Challenge
Pictures stay out; everything else in the records below is copied exactly.
────────────────
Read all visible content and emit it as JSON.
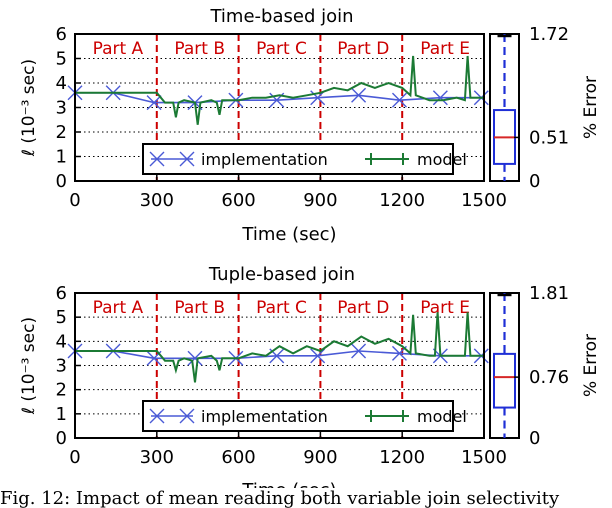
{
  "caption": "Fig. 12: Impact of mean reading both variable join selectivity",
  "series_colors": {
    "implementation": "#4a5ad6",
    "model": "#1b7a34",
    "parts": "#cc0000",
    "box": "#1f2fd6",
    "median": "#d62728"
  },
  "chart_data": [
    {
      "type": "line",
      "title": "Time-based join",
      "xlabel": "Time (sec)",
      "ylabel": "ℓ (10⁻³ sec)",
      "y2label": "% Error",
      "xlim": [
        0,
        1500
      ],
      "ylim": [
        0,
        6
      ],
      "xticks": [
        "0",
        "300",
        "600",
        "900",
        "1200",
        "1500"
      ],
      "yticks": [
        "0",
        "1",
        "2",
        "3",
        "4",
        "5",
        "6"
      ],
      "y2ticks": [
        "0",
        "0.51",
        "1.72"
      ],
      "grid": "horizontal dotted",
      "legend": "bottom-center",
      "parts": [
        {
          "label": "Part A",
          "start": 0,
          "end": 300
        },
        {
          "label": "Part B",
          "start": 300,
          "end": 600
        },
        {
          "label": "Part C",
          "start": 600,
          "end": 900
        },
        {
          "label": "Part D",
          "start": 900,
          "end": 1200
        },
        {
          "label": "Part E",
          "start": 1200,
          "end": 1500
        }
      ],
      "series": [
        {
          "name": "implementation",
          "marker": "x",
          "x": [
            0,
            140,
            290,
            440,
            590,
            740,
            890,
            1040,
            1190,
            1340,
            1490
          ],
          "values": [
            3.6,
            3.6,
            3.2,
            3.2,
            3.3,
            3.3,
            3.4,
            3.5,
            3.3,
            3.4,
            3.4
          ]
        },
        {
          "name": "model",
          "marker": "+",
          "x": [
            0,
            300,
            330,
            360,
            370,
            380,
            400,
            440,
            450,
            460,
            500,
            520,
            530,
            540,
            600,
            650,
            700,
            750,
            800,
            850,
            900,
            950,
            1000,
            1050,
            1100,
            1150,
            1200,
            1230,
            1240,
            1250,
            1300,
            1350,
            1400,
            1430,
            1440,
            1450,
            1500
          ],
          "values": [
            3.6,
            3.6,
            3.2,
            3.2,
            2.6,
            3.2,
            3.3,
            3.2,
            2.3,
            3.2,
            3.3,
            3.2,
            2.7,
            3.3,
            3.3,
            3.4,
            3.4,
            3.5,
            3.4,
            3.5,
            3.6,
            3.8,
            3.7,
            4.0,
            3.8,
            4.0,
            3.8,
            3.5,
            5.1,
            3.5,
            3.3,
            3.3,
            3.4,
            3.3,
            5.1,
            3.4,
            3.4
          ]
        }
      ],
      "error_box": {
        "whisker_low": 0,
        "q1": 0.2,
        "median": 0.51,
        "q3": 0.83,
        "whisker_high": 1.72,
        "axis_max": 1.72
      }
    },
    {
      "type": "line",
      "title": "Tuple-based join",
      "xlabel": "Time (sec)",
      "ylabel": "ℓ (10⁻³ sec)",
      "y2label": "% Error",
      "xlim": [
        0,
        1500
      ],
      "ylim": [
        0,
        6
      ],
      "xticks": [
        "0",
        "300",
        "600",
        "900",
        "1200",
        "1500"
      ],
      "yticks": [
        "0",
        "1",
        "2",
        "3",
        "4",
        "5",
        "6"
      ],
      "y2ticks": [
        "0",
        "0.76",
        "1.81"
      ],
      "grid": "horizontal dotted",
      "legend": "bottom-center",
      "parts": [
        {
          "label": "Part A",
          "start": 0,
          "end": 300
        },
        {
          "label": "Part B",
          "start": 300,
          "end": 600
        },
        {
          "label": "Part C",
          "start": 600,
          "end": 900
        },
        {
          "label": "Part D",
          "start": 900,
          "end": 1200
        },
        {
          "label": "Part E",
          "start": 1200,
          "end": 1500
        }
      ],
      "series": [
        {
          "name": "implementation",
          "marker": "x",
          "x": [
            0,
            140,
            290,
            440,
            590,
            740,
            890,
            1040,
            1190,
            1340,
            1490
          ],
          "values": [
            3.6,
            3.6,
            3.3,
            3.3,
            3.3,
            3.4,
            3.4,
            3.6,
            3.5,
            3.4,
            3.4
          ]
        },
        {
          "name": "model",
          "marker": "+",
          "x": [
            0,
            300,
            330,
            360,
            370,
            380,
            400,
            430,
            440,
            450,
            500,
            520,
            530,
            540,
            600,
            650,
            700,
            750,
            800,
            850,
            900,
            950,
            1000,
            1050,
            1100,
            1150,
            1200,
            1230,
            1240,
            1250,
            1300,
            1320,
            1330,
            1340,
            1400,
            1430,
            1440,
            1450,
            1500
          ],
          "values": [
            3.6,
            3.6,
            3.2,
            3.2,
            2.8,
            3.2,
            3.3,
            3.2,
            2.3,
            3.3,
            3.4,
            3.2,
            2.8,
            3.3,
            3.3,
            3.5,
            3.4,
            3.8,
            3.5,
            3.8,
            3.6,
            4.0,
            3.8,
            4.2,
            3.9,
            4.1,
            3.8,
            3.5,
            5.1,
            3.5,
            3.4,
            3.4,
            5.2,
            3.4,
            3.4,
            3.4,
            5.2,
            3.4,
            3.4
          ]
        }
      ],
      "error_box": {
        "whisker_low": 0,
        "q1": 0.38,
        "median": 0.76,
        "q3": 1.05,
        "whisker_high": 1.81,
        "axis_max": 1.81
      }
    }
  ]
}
────────────────
Output of the exercise
Read all visible content and emit it as JSON.
{
  "caption": "Fig. 12: Impact of mean reading both variable join selectivity",
  "series_colors": {
    "implementation": "#4a5ad6",
    "model": "#1b7a34",
    "parts": "#cc0000",
    "box": "#1f2fd6",
    "median": "#d62728"
  },
  "chart_data": [
    {
      "type": "line",
      "title": "Time-based join",
      "xlabel": "Time (sec)",
      "ylabel": "ℓ (10⁻³ sec)",
      "y2label": "% Error",
      "xlim": [
        0,
        1500
      ],
      "ylim": [
        0,
        6
      ],
      "xticks": [
        "0",
        "300",
        "600",
        "900",
        "1200",
        "1500"
      ],
      "yticks": [
        "0",
        "1",
        "2",
        "3",
        "4",
        "5",
        "6"
      ],
      "y2ticks": [
        "0",
        "0.51",
        "1.72"
      ],
      "grid": "horizontal dotted",
      "legend": "bottom-center",
      "parts": [
        {
          "label": "Part A",
          "start": 0,
          "end": 300
        },
        {
          "label": "Part B",
          "start": 300,
          "end": 600
        },
        {
          "label": "Part C",
          "start": 600,
          "end": 900
        },
        {
          "label": "Part D",
          "start": 900,
          "end": 1200
        },
        {
          "label": "Part E",
          "start": 1200,
          "end": 1500
        }
      ],
      "series": [
        {
          "name": "implementation",
          "marker": "x",
          "x": [
            0,
            140,
            290,
            440,
            590,
            740,
            890,
            1040,
            1190,
            1340,
            1490
          ],
          "values": [
            3.6,
            3.6,
            3.2,
            3.2,
            3.3,
            3.3,
            3.4,
            3.5,
            3.3,
            3.4,
            3.4
          ]
        },
        {
          "name": "model",
          "marker": "+",
          "x": [
            0,
            300,
            330,
            360,
            370,
            380,
            400,
            440,
            450,
            460,
            500,
            520,
            530,
            540,
            600,
            650,
            700,
            750,
            800,
            850,
            900,
            950,
            1000,
            1050,
            1100,
            1150,
            1200,
            1230,
            1240,
            1250,
            1300,
            1350,
            1400,
            1430,
            1440,
            1450,
            1500
          ],
          "values": [
            3.6,
            3.6,
            3.2,
            3.2,
            2.6,
            3.2,
            3.3,
            3.2,
            2.3,
            3.2,
            3.3,
            3.2,
            2.7,
            3.3,
            3.3,
            3.4,
            3.4,
            3.5,
            3.4,
            3.5,
            3.6,
            3.8,
            3.7,
            4.0,
            3.8,
            4.0,
            3.8,
            3.5,
            5.1,
            3.5,
            3.3,
            3.3,
            3.4,
            3.3,
            5.1,
            3.4,
            3.4
          ]
        }
      ],
      "error_box": {
        "whisker_low": 0,
        "q1": 0.2,
        "median": 0.51,
        "q3": 0.83,
        "whisker_high": 1.72,
        "axis_max": 1.72
      }
    },
    {
      "type": "line",
      "title": "Tuple-based join",
      "xlabel": "Time (sec)",
      "ylabel": "ℓ (10⁻³ sec)",
      "y2label": "% Error",
      "xlim": [
        0,
        1500
      ],
      "ylim": [
        0,
        6
      ],
      "xticks": [
        "0",
        "300",
        "600",
        "900",
        "1200",
        "1500"
      ],
      "yticks": [
        "0",
        "1",
        "2",
        "3",
        "4",
        "5",
        "6"
      ],
      "y2ticks": [
        "0",
        "0.76",
        "1.81"
      ],
      "grid": "horizontal dotted",
      "legend": "bottom-center",
      "parts": [
        {
          "label": "Part A",
          "start": 0,
          "end": 300
        },
        {
          "label": "Part B",
          "start": 300,
          "end": 600
        },
        {
          "label": "Part C",
          "start": 600,
          "end": 900
        },
        {
          "label": "Part D",
          "start": 900,
          "end": 1200
        },
        {
          "label": "Part E",
          "start": 1200,
          "end": 1500
        }
      ],
      "series": [
        {
          "name": "implementation",
          "marker": "x",
          "x": [
            0,
            140,
            290,
            440,
            590,
            740,
            890,
            1040,
            1190,
            1340,
            1490
          ],
          "values": [
            3.6,
            3.6,
            3.3,
            3.3,
            3.3,
            3.4,
            3.4,
            3.6,
            3.5,
            3.4,
            3.4
          ]
        },
        {
          "name": "model",
          "marker": "+",
          "x": [
            0,
            300,
            330,
            360,
            370,
            380,
            400,
            430,
            440,
            450,
            500,
            520,
            530,
            540,
            600,
            650,
            700,
            750,
            800,
            850,
            900,
            950,
            1000,
            1050,
            1100,
            1150,
            1200,
            1230,
            1240,
            1250,
            1300,
            1320,
            1330,
            1340,
            1400,
            1430,
            1440,
            1450,
            1500
          ],
          "values": [
            3.6,
            3.6,
            3.2,
            3.2,
            2.8,
            3.2,
            3.3,
            3.2,
            2.3,
            3.3,
            3.4,
            3.2,
            2.8,
            3.3,
            3.3,
            3.5,
            3.4,
            3.8,
            3.5,
            3.8,
            3.6,
            4.0,
            3.8,
            4.2,
            3.9,
            4.1,
            3.8,
            3.5,
            5.1,
            3.5,
            3.4,
            3.4,
            5.2,
            3.4,
            3.4,
            3.4,
            5.2,
            3.4,
            3.4
          ]
        }
      ],
      "error_box": {
        "whisker_low": 0,
        "q1": 0.38,
        "median": 0.76,
        "q3": 1.05,
        "whisker_high": 1.81,
        "axis_max": 1.81
      }
    }
  ]
}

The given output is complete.